**Written problem:** Write out the listing below in full and exactly, leaving out every picture.

**Data provided:**
START

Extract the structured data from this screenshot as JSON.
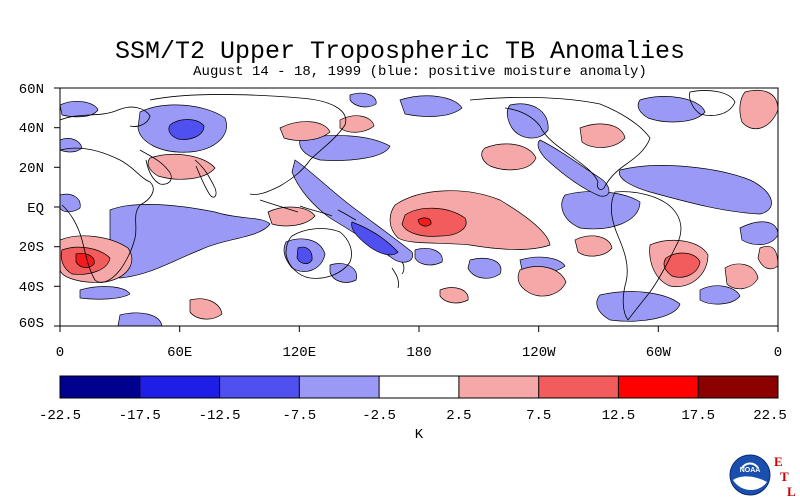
{
  "header": {
    "title": "SSM/T2 Upper Tropospheric TB Anomalies",
    "subtitle": "August 14 - 18, 1999 (blue: positive moisture anomaly)"
  },
  "map": {
    "lat_labels": [
      "60N",
      "40N",
      "20N",
      "EQ",
      "20S",
      "40S",
      "60S"
    ],
    "lon_labels": [
      "0",
      "60E",
      "120E",
      "180",
      "120W",
      "60W",
      "0"
    ]
  },
  "colorbar": {
    "unit": "K",
    "tick_labels": [
      "-22.5",
      "-17.5",
      "-12.5",
      "-7.5",
      "-2.5",
      "2.5",
      "7.5",
      "12.5",
      "17.5",
      "22.5"
    ],
    "colors": [
      "#00008f",
      "#1e1ee6",
      "#5050f0",
      "#9a9af6",
      "#ffffff",
      "#f6a8a8",
      "#f25c5c",
      "#f21c1c",
      "#ff0000",
      "#8c0000"
    ]
  },
  "logo": {
    "text": "NOAA",
    "letters": [
      "E",
      "T",
      "L"
    ],
    "brand_color": "#cc0000"
  }
}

END

**Answer in full:**
Extract the structured data from this screenshot as JSON.
{
  "header": {
    "title": "SSM/T2 Upper Tropospheric TB Anomalies",
    "subtitle": "August 14 - 18, 1999 (blue: positive moisture anomaly)"
  },
  "map": {
    "lat_labels": [
      "60N",
      "40N",
      "20N",
      "EQ",
      "20S",
      "40S",
      "60S"
    ],
    "lon_labels": [
      "0",
      "60E",
      "120E",
      "180",
      "120W",
      "60W",
      "0"
    ]
  },
  "colorbar": {
    "unit": "K",
    "tick_labels": [
      "-22.5",
      "-17.5",
      "-12.5",
      "-7.5",
      "-2.5",
      "2.5",
      "7.5",
      "12.5",
      "17.5",
      "22.5"
    ],
    "colors": [
      "#00008f",
      "#1e1ee6",
      "#5050f0",
      "#9a9af6",
      "#ffffff",
      "#f6a8a8",
      "#f25c5c",
      "#f21c1c",
      "#ff0000",
      "#8c0000"
    ]
  },
  "logo": {
    "text": "NOAA",
    "letters": [
      "E",
      "T",
      "L"
    ],
    "brand_color": "#cc0000"
  }
}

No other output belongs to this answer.